Saved data entries
▬▬▬▬▬▬▬▬▬▬
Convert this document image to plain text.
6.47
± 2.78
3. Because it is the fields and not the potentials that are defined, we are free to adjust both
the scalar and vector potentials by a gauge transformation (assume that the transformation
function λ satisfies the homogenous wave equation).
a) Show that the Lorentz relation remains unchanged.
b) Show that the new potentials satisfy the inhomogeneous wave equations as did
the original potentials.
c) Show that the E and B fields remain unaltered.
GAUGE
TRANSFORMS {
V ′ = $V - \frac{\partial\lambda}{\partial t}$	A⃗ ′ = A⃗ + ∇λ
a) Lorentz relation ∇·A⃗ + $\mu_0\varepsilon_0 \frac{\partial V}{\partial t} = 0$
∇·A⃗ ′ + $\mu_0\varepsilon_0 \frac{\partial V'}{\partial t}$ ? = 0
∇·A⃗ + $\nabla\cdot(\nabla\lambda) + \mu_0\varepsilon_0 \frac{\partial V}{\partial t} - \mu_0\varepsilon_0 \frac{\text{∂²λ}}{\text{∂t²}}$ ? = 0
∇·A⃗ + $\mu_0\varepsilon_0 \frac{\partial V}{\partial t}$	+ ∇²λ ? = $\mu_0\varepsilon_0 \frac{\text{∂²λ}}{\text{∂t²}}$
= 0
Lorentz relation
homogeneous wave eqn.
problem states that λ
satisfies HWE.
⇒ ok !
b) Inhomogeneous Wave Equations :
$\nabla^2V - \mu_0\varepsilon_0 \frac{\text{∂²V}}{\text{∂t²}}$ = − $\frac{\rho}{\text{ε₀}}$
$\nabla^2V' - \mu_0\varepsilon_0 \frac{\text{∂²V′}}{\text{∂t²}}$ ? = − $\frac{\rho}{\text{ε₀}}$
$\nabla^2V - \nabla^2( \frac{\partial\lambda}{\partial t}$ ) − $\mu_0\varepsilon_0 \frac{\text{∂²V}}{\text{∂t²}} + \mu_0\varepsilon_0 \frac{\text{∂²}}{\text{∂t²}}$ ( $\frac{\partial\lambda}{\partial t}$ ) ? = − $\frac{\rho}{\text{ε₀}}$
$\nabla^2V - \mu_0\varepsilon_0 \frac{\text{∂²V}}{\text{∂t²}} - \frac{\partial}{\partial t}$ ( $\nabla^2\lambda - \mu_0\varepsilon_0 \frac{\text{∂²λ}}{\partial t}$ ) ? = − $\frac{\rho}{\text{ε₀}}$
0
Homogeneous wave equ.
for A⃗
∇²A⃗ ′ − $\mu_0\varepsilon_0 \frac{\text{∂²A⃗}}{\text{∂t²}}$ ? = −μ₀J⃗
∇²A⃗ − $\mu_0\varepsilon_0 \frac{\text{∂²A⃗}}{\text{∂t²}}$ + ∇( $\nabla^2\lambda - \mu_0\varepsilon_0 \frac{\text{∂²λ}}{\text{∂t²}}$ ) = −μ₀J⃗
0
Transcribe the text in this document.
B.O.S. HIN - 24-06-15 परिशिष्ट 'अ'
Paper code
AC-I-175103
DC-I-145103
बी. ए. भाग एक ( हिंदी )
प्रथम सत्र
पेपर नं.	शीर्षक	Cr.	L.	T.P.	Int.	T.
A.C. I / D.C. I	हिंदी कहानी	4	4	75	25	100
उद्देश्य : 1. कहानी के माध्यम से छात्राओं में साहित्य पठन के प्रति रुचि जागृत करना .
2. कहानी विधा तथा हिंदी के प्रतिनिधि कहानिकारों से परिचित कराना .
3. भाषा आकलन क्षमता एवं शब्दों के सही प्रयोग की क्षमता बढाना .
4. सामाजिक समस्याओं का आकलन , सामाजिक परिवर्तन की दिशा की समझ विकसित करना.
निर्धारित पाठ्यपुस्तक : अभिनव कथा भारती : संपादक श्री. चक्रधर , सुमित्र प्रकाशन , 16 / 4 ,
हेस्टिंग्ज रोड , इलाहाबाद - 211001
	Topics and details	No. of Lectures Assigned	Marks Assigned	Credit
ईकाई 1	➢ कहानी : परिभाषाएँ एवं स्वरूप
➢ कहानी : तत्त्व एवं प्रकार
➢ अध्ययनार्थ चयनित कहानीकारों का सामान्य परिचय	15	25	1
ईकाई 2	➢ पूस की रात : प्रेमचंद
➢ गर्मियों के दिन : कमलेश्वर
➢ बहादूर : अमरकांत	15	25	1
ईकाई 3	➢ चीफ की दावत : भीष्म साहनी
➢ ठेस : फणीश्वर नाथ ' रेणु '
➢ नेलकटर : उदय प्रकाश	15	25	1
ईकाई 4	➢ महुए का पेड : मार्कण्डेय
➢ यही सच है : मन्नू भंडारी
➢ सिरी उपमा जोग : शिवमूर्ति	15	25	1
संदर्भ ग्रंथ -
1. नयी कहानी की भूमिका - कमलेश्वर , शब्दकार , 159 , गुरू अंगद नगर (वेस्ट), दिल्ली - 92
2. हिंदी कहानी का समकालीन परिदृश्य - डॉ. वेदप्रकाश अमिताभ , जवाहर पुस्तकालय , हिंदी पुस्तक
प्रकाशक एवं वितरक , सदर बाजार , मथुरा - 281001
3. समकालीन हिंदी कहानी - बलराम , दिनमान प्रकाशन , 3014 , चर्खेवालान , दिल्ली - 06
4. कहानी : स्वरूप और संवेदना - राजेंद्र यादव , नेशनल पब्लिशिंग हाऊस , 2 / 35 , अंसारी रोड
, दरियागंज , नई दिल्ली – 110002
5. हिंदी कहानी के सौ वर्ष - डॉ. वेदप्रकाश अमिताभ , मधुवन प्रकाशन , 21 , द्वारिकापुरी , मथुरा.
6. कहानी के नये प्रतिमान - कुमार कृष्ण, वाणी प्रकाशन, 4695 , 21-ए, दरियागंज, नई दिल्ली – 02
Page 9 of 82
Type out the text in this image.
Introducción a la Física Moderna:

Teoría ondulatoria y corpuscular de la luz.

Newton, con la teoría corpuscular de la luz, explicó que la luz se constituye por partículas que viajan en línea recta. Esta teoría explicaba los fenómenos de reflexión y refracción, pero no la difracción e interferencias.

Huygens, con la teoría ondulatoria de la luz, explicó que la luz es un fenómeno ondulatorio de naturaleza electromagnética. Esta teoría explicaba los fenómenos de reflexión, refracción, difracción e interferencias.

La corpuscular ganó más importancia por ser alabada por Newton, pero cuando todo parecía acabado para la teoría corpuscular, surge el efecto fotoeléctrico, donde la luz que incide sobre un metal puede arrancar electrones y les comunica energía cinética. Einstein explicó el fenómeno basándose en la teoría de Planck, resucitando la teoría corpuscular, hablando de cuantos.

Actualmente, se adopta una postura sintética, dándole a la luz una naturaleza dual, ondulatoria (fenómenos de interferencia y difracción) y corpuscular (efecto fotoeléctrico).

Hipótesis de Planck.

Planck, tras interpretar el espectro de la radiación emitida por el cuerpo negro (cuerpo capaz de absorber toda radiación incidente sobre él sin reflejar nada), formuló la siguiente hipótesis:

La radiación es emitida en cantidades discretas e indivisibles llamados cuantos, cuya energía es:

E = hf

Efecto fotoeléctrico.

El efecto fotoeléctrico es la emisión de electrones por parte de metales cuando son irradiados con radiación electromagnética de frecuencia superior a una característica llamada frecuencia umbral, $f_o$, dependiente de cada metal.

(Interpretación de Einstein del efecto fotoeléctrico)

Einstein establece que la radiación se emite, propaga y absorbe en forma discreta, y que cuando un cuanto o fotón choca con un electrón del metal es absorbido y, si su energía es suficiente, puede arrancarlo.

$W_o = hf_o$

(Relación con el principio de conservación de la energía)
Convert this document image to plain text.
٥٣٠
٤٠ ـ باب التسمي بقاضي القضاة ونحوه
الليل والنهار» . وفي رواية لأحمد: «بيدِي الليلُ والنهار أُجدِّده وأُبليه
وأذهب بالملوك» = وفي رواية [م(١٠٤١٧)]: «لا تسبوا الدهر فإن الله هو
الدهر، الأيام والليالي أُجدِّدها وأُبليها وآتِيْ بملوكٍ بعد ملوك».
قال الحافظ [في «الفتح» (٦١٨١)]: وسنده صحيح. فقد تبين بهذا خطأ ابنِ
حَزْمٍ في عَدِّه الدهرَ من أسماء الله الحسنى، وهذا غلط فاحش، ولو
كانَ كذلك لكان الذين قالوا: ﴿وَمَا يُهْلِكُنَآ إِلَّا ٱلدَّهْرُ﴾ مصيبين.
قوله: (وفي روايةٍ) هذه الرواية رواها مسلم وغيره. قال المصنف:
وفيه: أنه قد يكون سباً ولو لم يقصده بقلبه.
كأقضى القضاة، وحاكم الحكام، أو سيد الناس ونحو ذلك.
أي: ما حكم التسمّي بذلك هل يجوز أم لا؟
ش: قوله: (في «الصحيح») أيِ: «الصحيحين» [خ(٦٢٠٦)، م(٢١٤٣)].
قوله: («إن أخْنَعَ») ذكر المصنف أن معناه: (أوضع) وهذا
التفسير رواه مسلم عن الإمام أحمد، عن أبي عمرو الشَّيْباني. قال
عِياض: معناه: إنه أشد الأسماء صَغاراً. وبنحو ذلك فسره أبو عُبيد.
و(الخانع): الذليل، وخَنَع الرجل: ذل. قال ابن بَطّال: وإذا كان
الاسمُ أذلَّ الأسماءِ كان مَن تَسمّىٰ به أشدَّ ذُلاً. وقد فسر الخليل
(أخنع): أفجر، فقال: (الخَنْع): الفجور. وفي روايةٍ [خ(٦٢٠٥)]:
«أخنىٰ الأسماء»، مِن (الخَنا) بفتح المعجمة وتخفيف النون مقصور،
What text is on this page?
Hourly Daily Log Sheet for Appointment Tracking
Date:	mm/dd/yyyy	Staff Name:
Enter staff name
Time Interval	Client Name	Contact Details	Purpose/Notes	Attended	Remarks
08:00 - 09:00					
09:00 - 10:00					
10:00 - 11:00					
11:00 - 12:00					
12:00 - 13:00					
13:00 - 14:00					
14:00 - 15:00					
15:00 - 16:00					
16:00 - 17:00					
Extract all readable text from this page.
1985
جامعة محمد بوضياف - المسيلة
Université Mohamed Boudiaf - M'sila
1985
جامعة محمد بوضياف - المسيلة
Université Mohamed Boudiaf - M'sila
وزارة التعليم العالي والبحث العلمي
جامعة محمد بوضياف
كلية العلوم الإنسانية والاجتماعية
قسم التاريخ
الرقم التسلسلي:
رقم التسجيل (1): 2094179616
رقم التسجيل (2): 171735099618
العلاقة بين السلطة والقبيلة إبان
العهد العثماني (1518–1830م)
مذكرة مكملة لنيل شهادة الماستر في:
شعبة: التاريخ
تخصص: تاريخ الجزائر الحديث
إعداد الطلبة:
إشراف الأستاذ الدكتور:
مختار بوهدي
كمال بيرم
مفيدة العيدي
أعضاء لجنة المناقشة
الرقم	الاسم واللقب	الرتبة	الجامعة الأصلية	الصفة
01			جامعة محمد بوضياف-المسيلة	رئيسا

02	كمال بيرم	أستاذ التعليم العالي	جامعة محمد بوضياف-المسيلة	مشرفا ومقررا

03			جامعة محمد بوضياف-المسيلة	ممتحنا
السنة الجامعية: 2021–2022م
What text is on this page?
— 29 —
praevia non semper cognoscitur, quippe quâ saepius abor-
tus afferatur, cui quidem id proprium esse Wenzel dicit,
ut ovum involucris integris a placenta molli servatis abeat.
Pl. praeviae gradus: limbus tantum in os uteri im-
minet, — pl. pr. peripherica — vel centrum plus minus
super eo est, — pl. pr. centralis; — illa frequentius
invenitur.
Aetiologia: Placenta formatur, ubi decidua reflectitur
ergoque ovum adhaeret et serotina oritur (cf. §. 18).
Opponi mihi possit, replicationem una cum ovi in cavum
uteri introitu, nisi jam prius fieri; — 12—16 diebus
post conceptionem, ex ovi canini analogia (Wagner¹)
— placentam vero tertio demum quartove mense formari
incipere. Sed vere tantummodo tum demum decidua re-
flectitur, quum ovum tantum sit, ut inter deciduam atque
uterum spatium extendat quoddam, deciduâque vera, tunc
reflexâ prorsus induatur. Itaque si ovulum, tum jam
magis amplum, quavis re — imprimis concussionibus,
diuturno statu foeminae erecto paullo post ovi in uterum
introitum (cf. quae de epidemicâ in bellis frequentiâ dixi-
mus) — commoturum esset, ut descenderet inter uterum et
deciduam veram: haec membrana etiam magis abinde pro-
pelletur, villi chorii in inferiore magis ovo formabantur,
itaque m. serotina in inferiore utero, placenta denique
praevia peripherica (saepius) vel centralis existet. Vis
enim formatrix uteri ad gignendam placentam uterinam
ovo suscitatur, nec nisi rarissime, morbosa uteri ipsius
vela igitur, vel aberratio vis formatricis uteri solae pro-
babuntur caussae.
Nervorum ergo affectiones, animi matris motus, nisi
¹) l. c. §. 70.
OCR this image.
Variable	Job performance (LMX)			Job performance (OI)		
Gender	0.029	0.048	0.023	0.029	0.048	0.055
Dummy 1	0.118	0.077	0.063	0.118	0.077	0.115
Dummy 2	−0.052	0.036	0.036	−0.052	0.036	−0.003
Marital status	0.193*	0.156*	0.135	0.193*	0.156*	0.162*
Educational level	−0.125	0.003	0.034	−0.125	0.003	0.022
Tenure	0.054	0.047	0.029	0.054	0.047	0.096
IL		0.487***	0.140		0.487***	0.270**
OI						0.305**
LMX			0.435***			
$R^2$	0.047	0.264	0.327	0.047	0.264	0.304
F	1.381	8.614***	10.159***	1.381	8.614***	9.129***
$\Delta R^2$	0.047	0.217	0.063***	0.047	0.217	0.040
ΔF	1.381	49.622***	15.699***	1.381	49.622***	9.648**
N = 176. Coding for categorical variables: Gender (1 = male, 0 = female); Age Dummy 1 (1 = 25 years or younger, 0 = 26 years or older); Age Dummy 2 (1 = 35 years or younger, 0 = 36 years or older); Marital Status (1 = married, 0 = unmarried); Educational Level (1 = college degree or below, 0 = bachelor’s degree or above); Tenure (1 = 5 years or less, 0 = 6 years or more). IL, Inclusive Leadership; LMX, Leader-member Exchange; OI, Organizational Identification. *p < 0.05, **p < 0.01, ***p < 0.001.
▬▬▬▬▬▬▬▬▬▬
• [Stated goal]:
In the records above, collect each line with "uterum".

• [Exercise output]:
uterum spatium extendat quoddam, deciduâque vera, tunc
diuturno statu foeminae erecto paullo post ovi in uterum
mus) — commoturum esset, ut descenderet inter uterum et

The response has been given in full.